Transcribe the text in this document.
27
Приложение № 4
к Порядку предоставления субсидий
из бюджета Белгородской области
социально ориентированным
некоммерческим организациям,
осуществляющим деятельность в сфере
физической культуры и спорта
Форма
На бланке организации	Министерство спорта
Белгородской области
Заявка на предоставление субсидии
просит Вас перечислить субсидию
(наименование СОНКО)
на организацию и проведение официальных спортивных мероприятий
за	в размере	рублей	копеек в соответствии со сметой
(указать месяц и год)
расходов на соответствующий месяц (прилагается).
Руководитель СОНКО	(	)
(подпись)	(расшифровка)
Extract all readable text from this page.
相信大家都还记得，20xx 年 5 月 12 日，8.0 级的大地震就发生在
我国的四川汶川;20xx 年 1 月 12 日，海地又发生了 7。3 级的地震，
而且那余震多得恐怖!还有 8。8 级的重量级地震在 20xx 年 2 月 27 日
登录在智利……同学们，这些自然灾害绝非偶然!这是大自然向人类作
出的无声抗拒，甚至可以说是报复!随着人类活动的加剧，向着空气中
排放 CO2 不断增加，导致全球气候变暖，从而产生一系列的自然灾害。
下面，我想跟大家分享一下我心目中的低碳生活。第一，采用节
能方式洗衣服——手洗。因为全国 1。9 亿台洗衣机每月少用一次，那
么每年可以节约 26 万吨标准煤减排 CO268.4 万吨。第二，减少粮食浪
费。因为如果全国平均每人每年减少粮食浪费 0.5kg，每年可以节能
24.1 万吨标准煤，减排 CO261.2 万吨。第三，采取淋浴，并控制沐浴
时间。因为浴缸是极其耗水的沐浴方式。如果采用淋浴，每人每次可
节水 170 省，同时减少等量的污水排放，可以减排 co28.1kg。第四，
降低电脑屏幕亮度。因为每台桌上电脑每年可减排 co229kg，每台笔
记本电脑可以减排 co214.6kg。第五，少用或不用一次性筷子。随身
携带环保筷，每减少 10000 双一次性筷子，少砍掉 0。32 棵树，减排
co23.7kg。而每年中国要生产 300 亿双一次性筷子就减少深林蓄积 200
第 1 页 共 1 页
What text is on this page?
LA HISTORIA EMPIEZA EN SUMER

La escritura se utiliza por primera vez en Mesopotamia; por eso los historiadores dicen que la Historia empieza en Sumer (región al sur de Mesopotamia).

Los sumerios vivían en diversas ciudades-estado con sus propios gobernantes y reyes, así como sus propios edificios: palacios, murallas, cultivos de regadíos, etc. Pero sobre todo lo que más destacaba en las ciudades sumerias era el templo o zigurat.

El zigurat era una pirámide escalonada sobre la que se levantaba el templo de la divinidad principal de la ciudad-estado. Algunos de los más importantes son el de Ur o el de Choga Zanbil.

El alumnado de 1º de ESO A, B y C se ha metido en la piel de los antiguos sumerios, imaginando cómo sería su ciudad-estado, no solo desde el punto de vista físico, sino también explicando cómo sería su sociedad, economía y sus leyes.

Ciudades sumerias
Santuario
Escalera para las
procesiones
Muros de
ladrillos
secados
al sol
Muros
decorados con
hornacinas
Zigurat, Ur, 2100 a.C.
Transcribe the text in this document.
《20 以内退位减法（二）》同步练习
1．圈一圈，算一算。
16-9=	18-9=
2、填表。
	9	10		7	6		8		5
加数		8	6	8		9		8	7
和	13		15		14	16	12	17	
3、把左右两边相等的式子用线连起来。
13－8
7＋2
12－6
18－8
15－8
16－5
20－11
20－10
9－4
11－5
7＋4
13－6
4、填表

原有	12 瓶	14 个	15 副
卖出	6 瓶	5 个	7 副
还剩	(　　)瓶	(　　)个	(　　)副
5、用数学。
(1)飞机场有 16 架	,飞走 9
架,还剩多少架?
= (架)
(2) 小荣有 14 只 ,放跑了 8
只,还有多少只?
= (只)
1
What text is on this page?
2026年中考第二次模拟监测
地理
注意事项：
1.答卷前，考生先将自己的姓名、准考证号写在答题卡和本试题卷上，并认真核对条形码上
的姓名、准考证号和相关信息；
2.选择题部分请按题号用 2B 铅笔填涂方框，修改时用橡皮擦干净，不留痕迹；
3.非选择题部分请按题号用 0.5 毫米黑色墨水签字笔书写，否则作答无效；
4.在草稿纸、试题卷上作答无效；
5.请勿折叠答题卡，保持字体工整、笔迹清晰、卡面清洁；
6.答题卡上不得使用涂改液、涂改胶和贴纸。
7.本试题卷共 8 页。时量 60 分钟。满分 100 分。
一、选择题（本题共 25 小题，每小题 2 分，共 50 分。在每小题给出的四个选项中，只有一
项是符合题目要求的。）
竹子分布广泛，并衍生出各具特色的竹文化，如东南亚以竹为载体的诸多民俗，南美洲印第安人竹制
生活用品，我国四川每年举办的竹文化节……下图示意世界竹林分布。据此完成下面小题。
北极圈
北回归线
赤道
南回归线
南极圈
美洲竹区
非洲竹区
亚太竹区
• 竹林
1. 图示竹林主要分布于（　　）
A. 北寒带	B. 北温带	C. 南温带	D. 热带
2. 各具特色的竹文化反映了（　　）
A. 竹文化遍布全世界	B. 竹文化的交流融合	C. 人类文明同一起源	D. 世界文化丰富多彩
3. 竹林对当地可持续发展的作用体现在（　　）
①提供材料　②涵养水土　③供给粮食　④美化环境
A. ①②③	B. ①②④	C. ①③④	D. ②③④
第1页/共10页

** YOUR TASK **
Write every entry out again exactly.

** EXERCISE RESPONSE **
Transcribe the text in this document.
27
Приложение № 4
к Порядку предоставления субсидий
из бюджета Белгородской области
социально ориентированным
некоммерческим организациям,
осуществляющим деятельность в сфере
физической культуры и спорта
Форма
На бланке организации	Министерство спорта
Белгородской области
Заявка на предоставление субсидии
просит Вас перечислить субсидию
(наименование СОНКО)
на организацию и проведение официальных спортивных мероприятий
за	в размере	рублей	копеек в соответствии со сметой
(указать месяц и год)
расходов на соответствующий месяц (прилагается).
Руководитель СОНКО	(	)
(подпись)	(расшифровка)
Extract all readable text from this page.
相信大家都还记得，20xx 年 5 月 12 日，8.0 级的大地震就发生在
我国的四川汶川;20xx 年 1 月 12 日，海地又发生了 7。3 级的地震，
而且那余震多得恐怖!还有 8。8 级的重量级地震在 20xx 年 2 月 27 日
登录在智利……同学们，这些自然灾害绝非偶然!这是大自然向人类作
出的无声抗拒，甚至可以说是报复!随着人类活动的加剧，向着空气中
排放 CO2 不断增加，导致全球气候变暖，从而产生一系列的自然灾害。
下面，我想跟大家分享一下我心目中的低碳生活。第一，采用节
能方式洗衣服——手洗。因为全国 1。9 亿台洗衣机每月少用一次，那
么每年可以节约 26 万吨标准煤减排 CO268.4 万吨。第二，减少粮食浪
费。因为如果全国平均每人每年减少粮食浪费 0.5kg，每年可以节能
24.1 万吨标准煤，减排 CO261.2 万吨。第三，采取淋浴，并控制沐浴
时间。因为浴缸是极其耗水的沐浴方式。如果采用淋浴，每人每次可
节水 170 省，同时减少等量的污水排放，可以减排 co28.1kg。第四，
降低电脑屏幕亮度。因为每台桌上电脑每年可减排 co229kg，每台笔
记本电脑可以减排 co214.6kg。第五，少用或不用一次性筷子。随身
携带环保筷，每减少 10000 双一次性筷子，少砍掉 0。32 棵树，减排
co23.7kg。而每年中国要生产 300 亿双一次性筷子就减少深林蓄积 200
第 1 页 共 1 页
What text is on this page?
LA HISTORIA EMPIEZA EN SUMER

La escritura se utiliza por primera vez en Mesopotamia; por eso los historiadores dicen que la Historia empieza en Sumer (región al sur de Mesopotamia).

Los sumerios vivían en diversas ciudades-estado con sus propios gobernantes y reyes, así como sus propios edificios: palacios, murallas, cultivos de regadíos, etc. Pero sobre todo lo que más destacaba en las ciudades sumerias era el templo o zigurat.

El zigurat era una pirámide escalonada sobre la que se levantaba el templo de la divinidad principal de la ciudad-estado. Algunos de los más importantes son el de Ur o el de Choga Zanbil.

El alumnado de 1º de ESO A, B y C se ha metido en la piel de los antiguos sumerios, imaginando cómo sería su ciudad-estado, no solo desde el punto de vista físico, sino también explicando cómo sería su sociedad, economía y sus leyes.

Ciudades sumerias
Santuario
Escalera para las
procesiones
Muros de
ladrillos
secados
al sol
Muros
decorados con
hornacinas
Zigurat, Ur, 2100 a.C.
Transcribe the text in this document.
《20 以内退位减法（二）》同步练习
1．圈一圈，算一算。
16-9=	18-9=
2、填表。
	9	10		7	6		8		5
加数		8	6	8		9		8	7
和	13		15		14	16	12	17	
3、把左右两边相等的式子用线连起来。
13－8
7＋2
12－6
18－8
15－8
16－5
20－11
20－10
9－4
11－5
7＋4
13－6
4、填表

原有	12 瓶	14 个	15 副
卖出	6 瓶	5 个	7 副
还剩	(　　)瓶	(　　)个	(　　)副
5、用数学。
(1)飞机场有 16 架	,飞走 9
架,还剩多少架?
= (架)
(2) 小荣有 14 只 ,放跑了 8
只,还有多少只?
= (只)
1
What text is on this page?
2026年中考第二次模拟监测
地理
注意事项：
1.答卷前，考生先将自己的姓名、准考证号写在答题卡和本试题卷上，并认真核对条形码上
的姓名、准考证号和相关信息；
2.选择题部分请按题号用 2B 铅笔填涂方框，修改时用橡皮擦干净，不留痕迹；
3.非选择题部分请按题号用 0.5 毫米黑色墨水签字笔书写，否则作答无效；
4.在草稿纸、试题卷上作答无效；
5.请勿折叠答题卡，保持字体工整、笔迹清晰、卡面清洁；
6.答题卡上不得使用涂改液、涂改胶和贴纸。
7.本试题卷共 8 页。时量 60 分钟。满分 100 分。
一、选择题（本题共 25 小题，每小题 2 分，共 50 分。在每小题给出的四个选项中，只有一
项是符合题目要求的。）
竹子分布广泛，并衍生出各具特色的竹文化，如东南亚以竹为载体的诸多民俗，南美洲印第安人竹制
生活用品，我国四川每年举办的竹文化节……下图示意世界竹林分布。据此完成下面小题。
北极圈
北回归线
赤道
南回归线
南极圈
美洲竹区
非洲竹区
亚太竹区
• 竹林
1. 图示竹林主要分布于（　　）
A. 北寒带	B. 北温带	C. 南温带	D. 热带
2. 各具特色的竹文化反映了（　　）
A. 竹文化遍布全世界	B. 竹文化的交流融合	C. 人类文明同一起源	D. 世界文化丰富多彩
3. 竹林对当地可持续发展的作用体现在（　　）
①提供材料　②涵养水土　③供给粮食　④美化环境
A. ①②③	B. ①②④	C. ①③④	D. ②③④
第1页/共10页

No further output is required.